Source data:
⟨
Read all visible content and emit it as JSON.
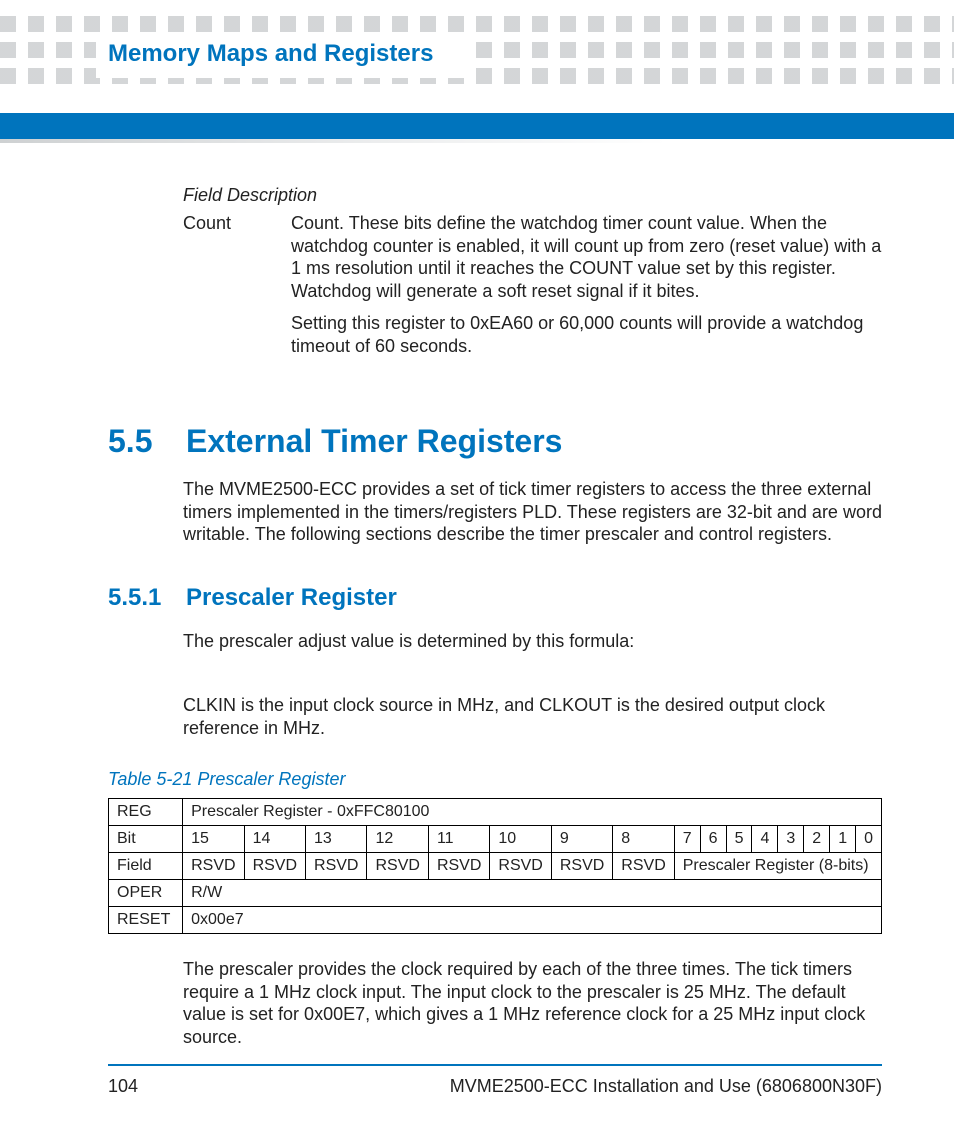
{
  "header": {
    "chapter_title": "Memory Maps and Registers"
  },
  "field_description": {
    "label": "Field Description",
    "rows": [
      {
        "term": "Count",
        "paragraphs": [
          "Count. These bits define the watchdog timer count value. When the watchdog counter is enabled, it will count up from zero (reset value) with a 1 ms resolution until it reaches the COUNT value set by this register. Watchdog will generate a soft reset signal if it bites.",
          "Setting this register to 0xEA60 or 60,000 counts will provide a watchdog timeout of 60 seconds."
        ]
      }
    ]
  },
  "section": {
    "number": "5.5",
    "title": "External Timer Registers",
    "intro": "The MVME2500-ECC provides a set of tick timer registers to access the three external timers implemented in the timers/registers PLD. These registers are 32-bit and are word writable. The following sections describe the timer prescaler and control registers."
  },
  "subsection": {
    "number": "5.5.1",
    "title": "Prescaler Register",
    "para1": "The prescaler adjust value is determined by this formula:",
    "para2": "CLKIN is the input clock source in MHz, and CLKOUT is the desired output clock reference in MHz."
  },
  "table": {
    "caption": "Table 5-21 Prescaler Register",
    "rows": {
      "reg_label": "REG",
      "reg_value": "Prescaler Register - 0xFFC80100",
      "bit_label": "Bit",
      "bits": [
        "15",
        "14",
        "13",
        "12",
        "11",
        "10",
        "9",
        "8",
        "7",
        "6",
        "5",
        "4",
        "3",
        "2",
        "1",
        "0"
      ],
      "field_label": "Field",
      "fields_rsvd": [
        "RSVD",
        "RSVD",
        "RSVD",
        "RSVD",
        "RSVD",
        "RSVD",
        "RSVD",
        "RSVD"
      ],
      "field_span": "Prescaler Register (8-bits)",
      "oper_label": "OPER",
      "oper_value": "R/W",
      "reset_label": "RESET",
      "reset_value": "0x00e7"
    }
  },
  "post_table_para": "The prescaler provides the clock required by each of the three times. The tick timers require a 1 MHz clock input. The input clock to the prescaler is 25 MHz. The default value is set for 0x00E7, which gives a 1 MHz reference clock for a 25 MHz input clock source.",
  "footer": {
    "page_number": "104",
    "doc_title": "MVME2500-ECC Installation and Use (6806800N30F)"
  }
}
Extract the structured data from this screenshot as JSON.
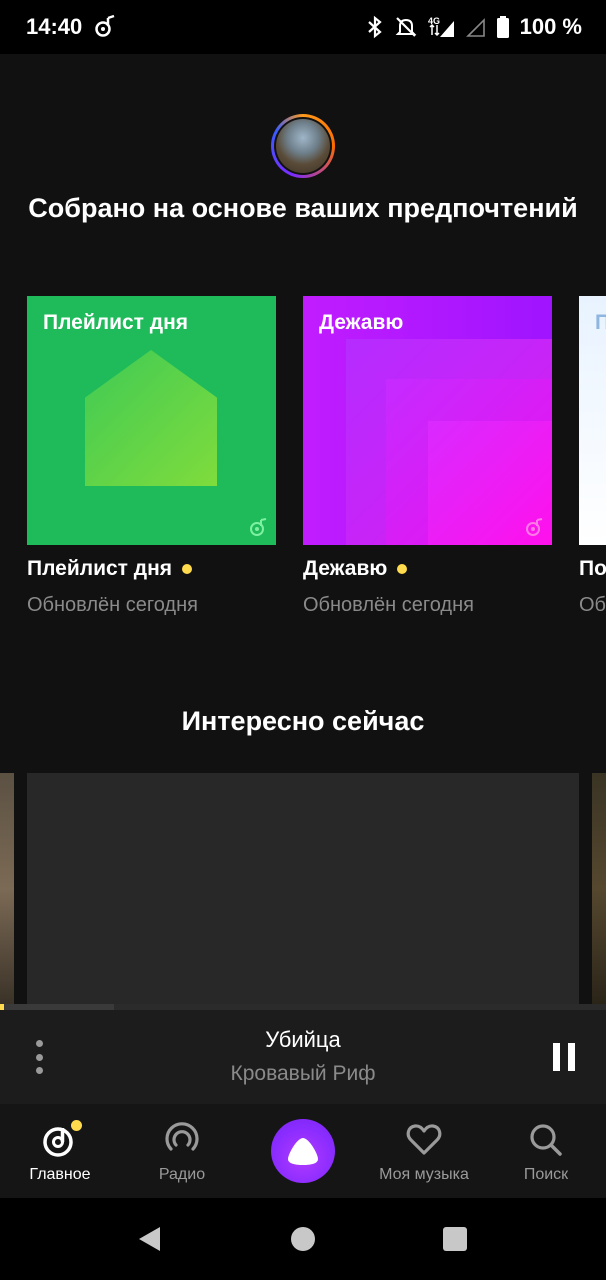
⟩
* Your instructions *
Print each of the records above exactly as written, leaving no picture in the copy.

* Completed exercise *
Read all visible content and emit it as JSON.
{
  "header": {
    "chapter_title": "Memory Maps and Registers"
  },
  "field_description": {
    "label": "Field Description",
    "rows": [
      {
        "term": "Count",
        "paragraphs": [
          "Count. These bits define the watchdog timer count value. When the watchdog counter is enabled, it will count up from zero (reset value) with a 1 ms resolution until it reaches the COUNT value set by this register. Watchdog will generate a soft reset signal if it bites.",
          "Setting this register to 0xEA60 or 60,000 counts will provide a watchdog timeout of 60 seconds."
        ]
      }
    ]
  },
  "section": {
    "number": "5.5",
    "title": "External Timer Registers",
    "intro": "The MVME2500-ECC provides a set of tick timer registers to access the three external timers implemented in the timers/registers PLD. These registers are 32-bit and are word writable. The following sections describe the timer prescaler and control registers."
  },
  "subsection": {
    "number": "5.5.1",
    "title": "Prescaler Register",
    "para1": "The prescaler adjust value is determined by this formula:",
    "para2": "CLKIN is the input clock source in MHz, and CLKOUT is the desired output clock reference in MHz."
  },
  "table": {
    "caption": "Table 5-21 Prescaler Register",
    "rows": {
      "reg_label": "REG",
      "reg_value": "Prescaler Register - 0xFFC80100",
      "bit_label": "Bit",
      "bits": [
        "15",
        "14",
        "13",
        "12",
        "11",
        "10",
        "9",
        "8",
        "7",
        "6",
        "5",
        "4",
        "3",
        "2",
        "1",
        "0"
      ],
      "field_label": "Field",
      "fields_rsvd": [
        "RSVD",
        "RSVD",
        "RSVD",
        "RSVD",
        "RSVD",
        "RSVD",
        "RSVD",
        "RSVD"
      ],
      "field_span": "Prescaler Register (8-bits)",
      "oper_label": "OPER",
      "oper_value": "R/W",
      "reset_label": "RESET",
      "reset_value": "0x00e7"
    }
  },
  "post_table_para": "The prescaler provides the clock required by each of the three times. The tick timers require a 1 MHz clock input. The input clock to the prescaler is 25 MHz. The default value is set for 0x00E7, which gives a 1 MHz reference clock for a 25 MHz input clock source.",
  "footer": {
    "page_number": "104",
    "doc_title": "MVME2500-ECC Installation and Use (6806800N30F)"
  }
}
Extract the structured data from this screenshot as JSON.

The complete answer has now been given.